- [SHORT EXERCISE]:
Transcribe everything in the data word for word. Pictures are left out.
□ □ □ □ □
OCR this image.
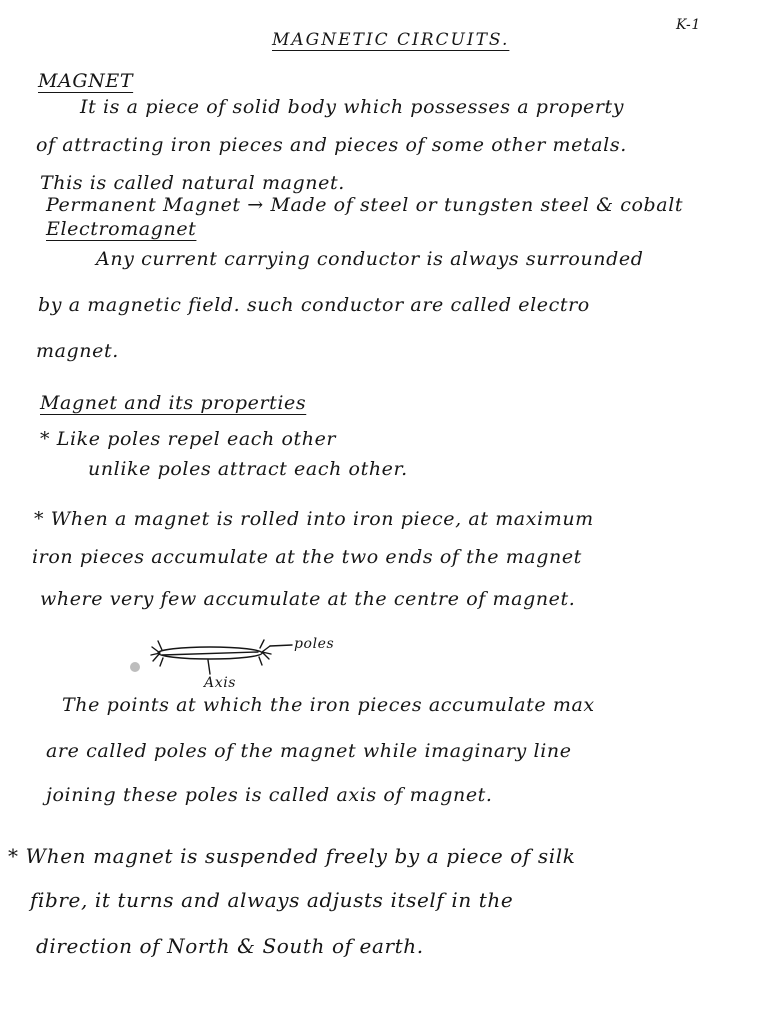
K-1
MAGNETIC CIRCUITS.
MAGNET
It is a piece of solid body which possesses a property
of attracting iron pieces and pieces of some other metals.
This is called natural magnet.
Permanent Magnet → Made of steel or tungsten steel & cobalt
Electromagnet
Any current carrying conductor is always surrounded
by a magnetic field. such conductor are called electro
magnet.
Magnet and its properties
* Like poles repel each other
unlike poles attract each other.
* When a magnet is rolled into iron piece, at maximum
iron pieces accumulate at the two ends of the magnet
where very few accumulate at the centre of magnet.
poles
Axis
The points at which the iron pieces accumulate max
are called poles of the magnet while imaginary line
joining these poles is called axis of magnet.
* When magnet is suspended freely by a piece of silk
fibre, it turns and always adjusts itself in the
direction of North & South of earth.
□ □ □ □ □
- [FULL OUTPUT]:
OCR this image.
K-1
MAGNETIC CIRCUITS.
MAGNET
It is a piece of solid body which possesses a property
of attracting iron pieces and pieces of some other metals.
This is called natural magnet.
Permanent Magnet → Made of steel or tungsten steel & cobalt
Electromagnet
Any current carrying conductor is always surrounded
by a magnetic field. such conductor are called electro
magnet.
Magnet and its properties
* Like poles repel each other
unlike poles attract each other.
* When a magnet is rolled into iron piece, at maximum
iron pieces accumulate at the two ends of the magnet
where very few accumulate at the centre of magnet.
poles
Axis
The points at which the iron pieces accumulate max
are called poles of the magnet while imaginary line
joining these poles is called axis of magnet.
* When magnet is suspended freely by a piece of silk
fibre, it turns and always adjusts itself in the
direction of North & South of earth.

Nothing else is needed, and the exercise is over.